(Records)
-------------------------

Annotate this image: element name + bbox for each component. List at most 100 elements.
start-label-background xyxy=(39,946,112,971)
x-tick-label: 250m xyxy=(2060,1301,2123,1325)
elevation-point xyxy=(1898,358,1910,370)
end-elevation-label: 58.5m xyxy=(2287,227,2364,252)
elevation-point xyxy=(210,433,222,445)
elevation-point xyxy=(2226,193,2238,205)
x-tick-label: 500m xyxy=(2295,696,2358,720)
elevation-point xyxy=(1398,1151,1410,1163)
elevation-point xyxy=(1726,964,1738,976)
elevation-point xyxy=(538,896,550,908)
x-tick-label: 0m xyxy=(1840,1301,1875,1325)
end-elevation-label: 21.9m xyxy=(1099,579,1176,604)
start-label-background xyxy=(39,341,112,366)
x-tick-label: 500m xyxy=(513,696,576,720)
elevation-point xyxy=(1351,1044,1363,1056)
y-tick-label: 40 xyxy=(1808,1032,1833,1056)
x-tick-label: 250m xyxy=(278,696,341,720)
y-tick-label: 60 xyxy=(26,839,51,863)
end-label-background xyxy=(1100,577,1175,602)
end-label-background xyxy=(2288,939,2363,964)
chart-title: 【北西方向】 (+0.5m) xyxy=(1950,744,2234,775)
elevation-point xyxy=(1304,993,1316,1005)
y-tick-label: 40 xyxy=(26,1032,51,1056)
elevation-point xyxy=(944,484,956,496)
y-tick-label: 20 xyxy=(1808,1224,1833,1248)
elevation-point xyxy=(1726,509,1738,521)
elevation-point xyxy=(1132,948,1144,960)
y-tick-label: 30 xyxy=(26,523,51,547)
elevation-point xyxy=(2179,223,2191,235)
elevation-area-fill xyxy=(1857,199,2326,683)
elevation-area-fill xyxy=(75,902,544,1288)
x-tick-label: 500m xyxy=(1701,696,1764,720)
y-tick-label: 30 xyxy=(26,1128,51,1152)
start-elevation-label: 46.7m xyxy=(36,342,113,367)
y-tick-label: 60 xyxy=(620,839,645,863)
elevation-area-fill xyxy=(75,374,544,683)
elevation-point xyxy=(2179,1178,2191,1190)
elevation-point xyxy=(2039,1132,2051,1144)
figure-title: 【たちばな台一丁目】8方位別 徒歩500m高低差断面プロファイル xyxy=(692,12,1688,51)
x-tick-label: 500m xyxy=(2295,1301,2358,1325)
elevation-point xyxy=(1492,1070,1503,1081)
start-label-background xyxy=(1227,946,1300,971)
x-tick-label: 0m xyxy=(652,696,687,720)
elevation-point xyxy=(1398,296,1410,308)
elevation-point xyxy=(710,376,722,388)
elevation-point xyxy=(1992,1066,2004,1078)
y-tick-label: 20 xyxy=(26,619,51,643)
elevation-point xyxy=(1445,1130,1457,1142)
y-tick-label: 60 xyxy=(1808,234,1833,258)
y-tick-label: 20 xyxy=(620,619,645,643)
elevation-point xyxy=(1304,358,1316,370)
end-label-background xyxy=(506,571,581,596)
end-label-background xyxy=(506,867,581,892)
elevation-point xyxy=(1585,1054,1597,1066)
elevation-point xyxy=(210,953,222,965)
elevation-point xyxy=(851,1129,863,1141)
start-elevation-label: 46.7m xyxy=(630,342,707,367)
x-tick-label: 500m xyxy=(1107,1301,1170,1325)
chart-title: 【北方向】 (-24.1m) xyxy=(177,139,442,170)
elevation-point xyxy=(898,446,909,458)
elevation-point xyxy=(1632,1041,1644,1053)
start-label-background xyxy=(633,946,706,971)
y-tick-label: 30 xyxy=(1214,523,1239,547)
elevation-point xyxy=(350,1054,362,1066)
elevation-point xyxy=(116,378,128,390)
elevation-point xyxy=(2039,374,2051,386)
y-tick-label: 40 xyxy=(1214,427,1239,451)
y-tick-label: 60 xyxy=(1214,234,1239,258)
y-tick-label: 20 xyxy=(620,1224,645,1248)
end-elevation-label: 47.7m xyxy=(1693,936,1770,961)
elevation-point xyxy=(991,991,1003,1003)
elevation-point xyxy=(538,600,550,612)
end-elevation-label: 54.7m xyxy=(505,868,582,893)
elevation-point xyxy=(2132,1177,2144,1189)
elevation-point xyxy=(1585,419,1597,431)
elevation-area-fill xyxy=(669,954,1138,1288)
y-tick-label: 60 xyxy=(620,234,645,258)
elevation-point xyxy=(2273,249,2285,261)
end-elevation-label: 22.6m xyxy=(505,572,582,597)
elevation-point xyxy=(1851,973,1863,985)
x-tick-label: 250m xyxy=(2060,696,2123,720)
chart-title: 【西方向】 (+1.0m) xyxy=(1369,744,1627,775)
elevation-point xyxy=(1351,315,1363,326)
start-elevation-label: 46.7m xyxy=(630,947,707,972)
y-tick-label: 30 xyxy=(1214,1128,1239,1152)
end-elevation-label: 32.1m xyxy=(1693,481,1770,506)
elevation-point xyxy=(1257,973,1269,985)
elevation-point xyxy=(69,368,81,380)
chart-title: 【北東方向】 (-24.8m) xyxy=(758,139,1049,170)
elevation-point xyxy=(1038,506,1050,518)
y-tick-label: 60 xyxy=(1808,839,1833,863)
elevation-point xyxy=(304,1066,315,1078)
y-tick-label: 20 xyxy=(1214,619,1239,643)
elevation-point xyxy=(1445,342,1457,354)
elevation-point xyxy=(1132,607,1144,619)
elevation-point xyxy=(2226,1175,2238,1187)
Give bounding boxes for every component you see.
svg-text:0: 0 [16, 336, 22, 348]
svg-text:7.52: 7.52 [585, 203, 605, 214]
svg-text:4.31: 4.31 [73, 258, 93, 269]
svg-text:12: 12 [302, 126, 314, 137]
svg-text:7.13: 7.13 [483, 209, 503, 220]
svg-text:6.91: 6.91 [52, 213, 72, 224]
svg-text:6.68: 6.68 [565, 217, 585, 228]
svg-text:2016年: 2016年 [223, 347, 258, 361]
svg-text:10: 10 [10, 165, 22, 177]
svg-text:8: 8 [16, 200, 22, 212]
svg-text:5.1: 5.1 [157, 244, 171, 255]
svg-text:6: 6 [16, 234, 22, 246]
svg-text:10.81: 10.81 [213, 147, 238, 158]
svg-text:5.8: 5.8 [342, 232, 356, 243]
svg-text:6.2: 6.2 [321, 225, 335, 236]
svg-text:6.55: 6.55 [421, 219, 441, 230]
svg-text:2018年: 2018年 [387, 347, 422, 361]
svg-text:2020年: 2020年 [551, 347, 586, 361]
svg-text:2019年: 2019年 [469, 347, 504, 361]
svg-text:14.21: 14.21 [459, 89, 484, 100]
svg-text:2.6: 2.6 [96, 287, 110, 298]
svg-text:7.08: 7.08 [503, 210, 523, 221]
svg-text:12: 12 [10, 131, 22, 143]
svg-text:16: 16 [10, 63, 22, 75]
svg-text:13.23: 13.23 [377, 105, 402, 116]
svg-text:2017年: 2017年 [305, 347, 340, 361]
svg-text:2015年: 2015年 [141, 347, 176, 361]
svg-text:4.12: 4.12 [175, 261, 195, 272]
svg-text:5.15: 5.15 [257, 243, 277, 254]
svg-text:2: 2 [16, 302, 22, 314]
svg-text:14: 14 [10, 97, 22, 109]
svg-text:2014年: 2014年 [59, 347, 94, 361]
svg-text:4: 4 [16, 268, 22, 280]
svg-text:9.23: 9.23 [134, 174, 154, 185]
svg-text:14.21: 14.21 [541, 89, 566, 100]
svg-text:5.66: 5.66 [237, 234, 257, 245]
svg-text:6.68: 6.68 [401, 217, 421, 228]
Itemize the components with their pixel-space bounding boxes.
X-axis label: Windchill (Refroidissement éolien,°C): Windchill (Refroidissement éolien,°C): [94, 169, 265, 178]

-------------------------

> Problem to work on
Copy out the listing above line for line, with no changes.

> Response below
Annotate this image: element name + bbox for each component. List at most 100 elements.
start-label-background xyxy=(39,946,112,971)
x-tick-label: 250m xyxy=(2060,1301,2123,1325)
elevation-point xyxy=(1898,358,1910,370)
end-elevation-label: 58.5m xyxy=(2287,227,2364,252)
elevation-point xyxy=(210,433,222,445)
elevation-point xyxy=(2226,193,2238,205)
x-tick-label: 500m xyxy=(2295,696,2358,720)
elevation-point xyxy=(1398,1151,1410,1163)
elevation-point xyxy=(1726,964,1738,976)
elevation-point xyxy=(538,896,550,908)
x-tick-label: 0m xyxy=(1840,1301,1875,1325)
end-elevation-label: 21.9m xyxy=(1099,579,1176,604)
start-label-background xyxy=(39,341,112,366)
x-tick-label: 500m xyxy=(513,696,576,720)
elevation-point xyxy=(1351,1044,1363,1056)
y-tick-label: 40 xyxy=(1808,1032,1833,1056)
x-tick-label: 250m xyxy=(278,696,341,720)
y-tick-label: 60 xyxy=(26,839,51,863)
end-label-background xyxy=(1100,577,1175,602)
end-label-background xyxy=(2288,939,2363,964)
chart-title: 【北西方向】 (+0.5m) xyxy=(1950,744,2234,775)
elevation-point xyxy=(1304,993,1316,1005)
y-tick-label: 40 xyxy=(26,1032,51,1056)
elevation-point xyxy=(944,484,956,496)
y-tick-label: 20 xyxy=(1808,1224,1833,1248)
elevation-point xyxy=(1726,509,1738,521)
elevation-point xyxy=(1132,948,1144,960)
y-tick-label: 30 xyxy=(26,523,51,547)
elevation-point xyxy=(2179,223,2191,235)
elevation-area-fill xyxy=(1857,199,2326,683)
elevation-area-fill xyxy=(75,902,544,1288)
x-tick-label: 500m xyxy=(1701,696,1764,720)
y-tick-label: 30 xyxy=(26,1128,51,1152)
start-elevation-label: 46.7m xyxy=(36,342,113,367)
y-tick-label: 60 xyxy=(620,839,645,863)
elevation-area-fill xyxy=(75,374,544,683)
elevation-point xyxy=(2179,1178,2191,1190)
elevation-point xyxy=(2039,1132,2051,1144)
figure-title: 【たちばな台一丁目】8方位別 徒歩500m高低差断面プロファイル xyxy=(692,12,1688,51)
x-tick-label: 500m xyxy=(2295,1301,2358,1325)
elevation-point xyxy=(1492,1070,1503,1081)
start-label-background xyxy=(1227,946,1300,971)
x-tick-label: 0m xyxy=(652,696,687,720)
elevation-point xyxy=(1398,296,1410,308)
elevation-point xyxy=(710,376,722,388)
elevation-point xyxy=(1992,1066,2004,1078)
y-tick-label: 20 xyxy=(26,619,51,643)
elevation-point xyxy=(1445,1130,1457,1142)
y-tick-label: 60 xyxy=(1808,234,1833,258)
y-tick-label: 20 xyxy=(620,619,645,643)
elevation-point xyxy=(1304,358,1316,370)
end-label-background xyxy=(506,571,581,596)
end-label-background xyxy=(506,867,581,892)
elevation-point xyxy=(1585,1054,1597,1066)
elevation-point xyxy=(210,953,222,965)
elevation-point xyxy=(851,1129,863,1141)
start-elevation-label: 46.7m xyxy=(630,342,707,367)
x-tick-label: 500m xyxy=(1107,1301,1170,1325)
chart-title: 【北方向】 (-24.1m) xyxy=(177,139,442,170)
elevation-point xyxy=(898,446,909,458)
elevation-point xyxy=(1632,1041,1644,1053)
start-label-background xyxy=(633,946,706,971)
y-tick-label: 30 xyxy=(1214,523,1239,547)
elevation-point xyxy=(350,1054,362,1066)
elevation-point xyxy=(116,378,128,390)
elevation-point xyxy=(2039,374,2051,386)
y-tick-label: 40 xyxy=(1214,427,1239,451)
y-tick-label: 60 xyxy=(1214,234,1239,258)
y-tick-label: 20 xyxy=(620,1224,645,1248)
end-elevation-label: 47.7m xyxy=(1693,936,1770,961)
elevation-point xyxy=(991,991,1003,1003)
elevation-point xyxy=(538,600,550,612)
end-elevation-label: 54.7m xyxy=(505,868,582,893)
elevation-point xyxy=(2132,1177,2144,1189)
elevation-point xyxy=(1585,419,1597,431)
elevation-area-fill xyxy=(669,954,1138,1288)
y-tick-label: 60 xyxy=(620,234,645,258)
elevation-point xyxy=(2273,249,2285,261)
end-elevation-label: 22.6m xyxy=(505,572,582,597)
elevation-point xyxy=(1851,973,1863,985)
x-tick-label: 250m xyxy=(2060,696,2123,720)
chart-title: 【西方向】 (+1.0m) xyxy=(1369,744,1627,775)
elevation-point xyxy=(1351,315,1363,326)
start-elevation-label: 46.7m xyxy=(630,947,707,972)
y-tick-label: 30 xyxy=(1214,1128,1239,1152)
end-elevation-label: 32.1m xyxy=(1693,481,1770,506)
elevation-point xyxy=(1257,973,1269,985)
elevation-point xyxy=(69,368,81,380)
chart-title: 【北東方向】 (-24.8m) xyxy=(758,139,1049,170)
elevation-point xyxy=(1038,506,1050,518)
y-tick-label: 60 xyxy=(1808,839,1833,863)
elevation-point xyxy=(304,1066,315,1078)
y-tick-label: 20 xyxy=(1214,619,1239,643)
elevation-point xyxy=(1445,342,1457,354)
elevation-point xyxy=(1132,607,1144,619)
elevation-point xyxy=(2226,1175,2238,1187)
Give bounding boxes for every component you see.
svg-text:0: 0 [16, 336, 22, 348]
svg-text:7.52: 7.52 [585, 203, 605, 214]
svg-text:4.31: 4.31 [73, 258, 93, 269]
svg-text:12: 12 [302, 126, 314, 137]
svg-text:7.13: 7.13 [483, 209, 503, 220]
svg-text:6.91: 6.91 [52, 213, 72, 224]
svg-text:6.68: 6.68 [565, 217, 585, 228]
svg-text:2016年: 2016年 [223, 347, 258, 361]
svg-text:10: 10 [10, 165, 22, 177]
svg-text:8: 8 [16, 200, 22, 212]
svg-text:5.1: 5.1 [157, 244, 171, 255]
svg-text:6: 6 [16, 234, 22, 246]
svg-text:10.81: 10.81 [213, 147, 238, 158]
svg-text:5.8: 5.8 [342, 232, 356, 243]
svg-text:6.2: 6.2 [321, 225, 335, 236]
svg-text:6.55: 6.55 [421, 219, 441, 230]
svg-text:2018年: 2018年 [387, 347, 422, 361]
svg-text:2020年: 2020年 [551, 347, 586, 361]
svg-text:2019年: 2019年 [469, 347, 504, 361]
svg-text:14.21: 14.21 [459, 89, 484, 100]
svg-text:2.6: 2.6 [96, 287, 110, 298]
svg-text:7.08: 7.08 [503, 210, 523, 221]
svg-text:12: 12 [10, 131, 22, 143]
svg-text:16: 16 [10, 63, 22, 75]
svg-text:13.23: 13.23 [377, 105, 402, 116]
svg-text:2017年: 2017年 [305, 347, 340, 361]
svg-text:2015年: 2015年 [141, 347, 176, 361]
svg-text:4.12: 4.12 [175, 261, 195, 272]
svg-text:5.15: 5.15 [257, 243, 277, 254]
svg-text:2: 2 [16, 302, 22, 314]
svg-text:14: 14 [10, 97, 22, 109]
svg-text:2014年: 2014年 [59, 347, 94, 361]
svg-text:4: 4 [16, 268, 22, 280]
svg-text:9.23: 9.23 [134, 174, 154, 185]
svg-text:14.21: 14.21 [541, 89, 566, 100]
svg-text:5.66: 5.66 [237, 234, 257, 245]
svg-text:6.68: 6.68 [401, 217, 421, 228]
Itemize the components with their pixel-space bounding boxes.
X-axis label: Windchill (Refroidissement éolien,°C): Windchill (Refroidissement éolien,°C): [94, 169, 265, 178]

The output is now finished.